*TASK STATEMENT*.
Gather all lines in the data that hold the string "structures".

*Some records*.
------------------------------

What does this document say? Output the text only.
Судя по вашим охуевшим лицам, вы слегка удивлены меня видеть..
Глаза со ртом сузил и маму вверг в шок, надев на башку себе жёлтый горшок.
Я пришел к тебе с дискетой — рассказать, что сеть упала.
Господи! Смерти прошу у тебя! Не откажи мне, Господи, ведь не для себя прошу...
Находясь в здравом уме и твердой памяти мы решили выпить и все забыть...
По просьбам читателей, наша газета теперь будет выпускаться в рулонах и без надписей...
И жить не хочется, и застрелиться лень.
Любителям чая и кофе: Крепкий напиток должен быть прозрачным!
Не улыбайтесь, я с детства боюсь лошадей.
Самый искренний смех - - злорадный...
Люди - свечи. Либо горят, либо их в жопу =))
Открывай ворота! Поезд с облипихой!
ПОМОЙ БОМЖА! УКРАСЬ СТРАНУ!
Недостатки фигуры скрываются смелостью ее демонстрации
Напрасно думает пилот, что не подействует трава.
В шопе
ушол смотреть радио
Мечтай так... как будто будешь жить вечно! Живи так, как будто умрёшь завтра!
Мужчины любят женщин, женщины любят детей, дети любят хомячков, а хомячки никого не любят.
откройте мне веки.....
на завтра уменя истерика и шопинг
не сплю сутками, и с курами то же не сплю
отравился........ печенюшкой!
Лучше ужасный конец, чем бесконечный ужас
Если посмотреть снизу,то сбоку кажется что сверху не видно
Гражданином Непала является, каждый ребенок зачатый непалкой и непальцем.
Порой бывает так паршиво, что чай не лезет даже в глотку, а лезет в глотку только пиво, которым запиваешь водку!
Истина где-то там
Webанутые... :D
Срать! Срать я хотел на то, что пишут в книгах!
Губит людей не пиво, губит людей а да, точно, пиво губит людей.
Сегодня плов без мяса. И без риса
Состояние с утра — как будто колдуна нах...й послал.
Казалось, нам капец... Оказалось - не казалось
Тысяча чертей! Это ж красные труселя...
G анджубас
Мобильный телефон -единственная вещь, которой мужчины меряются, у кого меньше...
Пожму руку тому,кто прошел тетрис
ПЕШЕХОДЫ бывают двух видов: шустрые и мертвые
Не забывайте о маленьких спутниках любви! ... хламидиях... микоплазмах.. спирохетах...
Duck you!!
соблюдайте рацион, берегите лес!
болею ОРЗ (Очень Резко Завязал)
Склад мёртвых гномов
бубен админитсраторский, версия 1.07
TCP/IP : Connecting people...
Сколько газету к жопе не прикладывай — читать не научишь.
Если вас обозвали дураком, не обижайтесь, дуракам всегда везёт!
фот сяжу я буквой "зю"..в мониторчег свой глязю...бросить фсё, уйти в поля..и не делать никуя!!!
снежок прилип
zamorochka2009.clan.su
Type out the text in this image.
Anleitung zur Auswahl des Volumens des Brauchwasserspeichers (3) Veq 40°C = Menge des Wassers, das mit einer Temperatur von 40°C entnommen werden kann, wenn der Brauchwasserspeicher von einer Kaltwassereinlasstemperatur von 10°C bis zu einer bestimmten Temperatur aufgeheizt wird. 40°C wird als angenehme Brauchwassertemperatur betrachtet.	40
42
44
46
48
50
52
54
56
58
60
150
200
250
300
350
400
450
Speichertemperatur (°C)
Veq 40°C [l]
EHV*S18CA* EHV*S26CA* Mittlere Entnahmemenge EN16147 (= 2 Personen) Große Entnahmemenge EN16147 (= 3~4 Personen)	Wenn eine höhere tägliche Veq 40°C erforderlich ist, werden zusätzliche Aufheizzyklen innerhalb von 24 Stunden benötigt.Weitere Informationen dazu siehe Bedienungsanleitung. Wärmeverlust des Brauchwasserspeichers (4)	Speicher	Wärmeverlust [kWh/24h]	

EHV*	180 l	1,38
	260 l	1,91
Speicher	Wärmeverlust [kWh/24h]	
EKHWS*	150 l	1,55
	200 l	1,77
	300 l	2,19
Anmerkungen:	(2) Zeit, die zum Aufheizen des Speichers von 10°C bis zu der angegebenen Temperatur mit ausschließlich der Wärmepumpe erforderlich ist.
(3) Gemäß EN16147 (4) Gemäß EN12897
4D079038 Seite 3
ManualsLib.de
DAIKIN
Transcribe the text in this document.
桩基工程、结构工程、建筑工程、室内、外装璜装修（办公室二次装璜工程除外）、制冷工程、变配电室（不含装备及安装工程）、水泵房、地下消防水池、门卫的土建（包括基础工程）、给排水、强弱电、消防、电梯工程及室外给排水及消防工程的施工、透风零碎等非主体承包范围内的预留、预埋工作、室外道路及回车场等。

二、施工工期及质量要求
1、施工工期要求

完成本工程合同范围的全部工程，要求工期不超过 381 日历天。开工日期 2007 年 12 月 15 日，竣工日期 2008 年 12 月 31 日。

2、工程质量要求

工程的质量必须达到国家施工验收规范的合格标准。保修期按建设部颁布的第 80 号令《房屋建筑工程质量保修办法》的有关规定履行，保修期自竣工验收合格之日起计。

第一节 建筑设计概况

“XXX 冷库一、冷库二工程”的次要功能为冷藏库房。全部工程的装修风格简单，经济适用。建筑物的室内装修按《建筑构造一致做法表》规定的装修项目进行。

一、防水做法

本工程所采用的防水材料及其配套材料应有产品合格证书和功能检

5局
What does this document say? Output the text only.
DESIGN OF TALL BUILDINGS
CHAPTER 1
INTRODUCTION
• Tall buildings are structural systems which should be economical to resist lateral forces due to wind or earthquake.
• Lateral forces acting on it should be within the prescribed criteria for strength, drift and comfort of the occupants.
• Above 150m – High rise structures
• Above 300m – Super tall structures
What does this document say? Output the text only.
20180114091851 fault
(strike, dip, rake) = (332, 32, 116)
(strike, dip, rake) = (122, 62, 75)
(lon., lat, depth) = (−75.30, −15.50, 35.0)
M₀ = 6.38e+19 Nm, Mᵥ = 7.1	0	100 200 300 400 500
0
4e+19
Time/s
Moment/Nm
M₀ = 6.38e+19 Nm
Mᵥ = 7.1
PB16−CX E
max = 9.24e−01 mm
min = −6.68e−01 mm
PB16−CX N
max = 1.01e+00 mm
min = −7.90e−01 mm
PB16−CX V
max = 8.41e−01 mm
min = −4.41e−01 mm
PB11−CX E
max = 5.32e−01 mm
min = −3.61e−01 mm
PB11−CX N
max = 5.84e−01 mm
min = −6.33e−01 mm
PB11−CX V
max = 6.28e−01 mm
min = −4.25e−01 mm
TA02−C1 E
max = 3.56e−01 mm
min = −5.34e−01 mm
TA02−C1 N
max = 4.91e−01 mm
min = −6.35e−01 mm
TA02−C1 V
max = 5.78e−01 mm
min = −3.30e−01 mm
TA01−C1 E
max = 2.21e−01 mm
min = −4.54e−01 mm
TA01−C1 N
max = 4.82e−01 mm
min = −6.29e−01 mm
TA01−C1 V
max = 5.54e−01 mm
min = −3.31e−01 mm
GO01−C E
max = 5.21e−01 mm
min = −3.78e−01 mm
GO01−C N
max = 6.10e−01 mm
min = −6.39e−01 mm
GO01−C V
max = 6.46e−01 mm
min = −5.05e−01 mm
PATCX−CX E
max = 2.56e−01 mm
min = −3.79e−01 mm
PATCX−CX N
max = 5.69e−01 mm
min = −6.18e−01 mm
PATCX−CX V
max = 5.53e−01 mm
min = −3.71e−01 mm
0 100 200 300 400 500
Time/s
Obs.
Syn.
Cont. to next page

------------------------------

*FINISHED ANSWER*.
• Above 150m – High rise structures
• Above 300m – Super tall structures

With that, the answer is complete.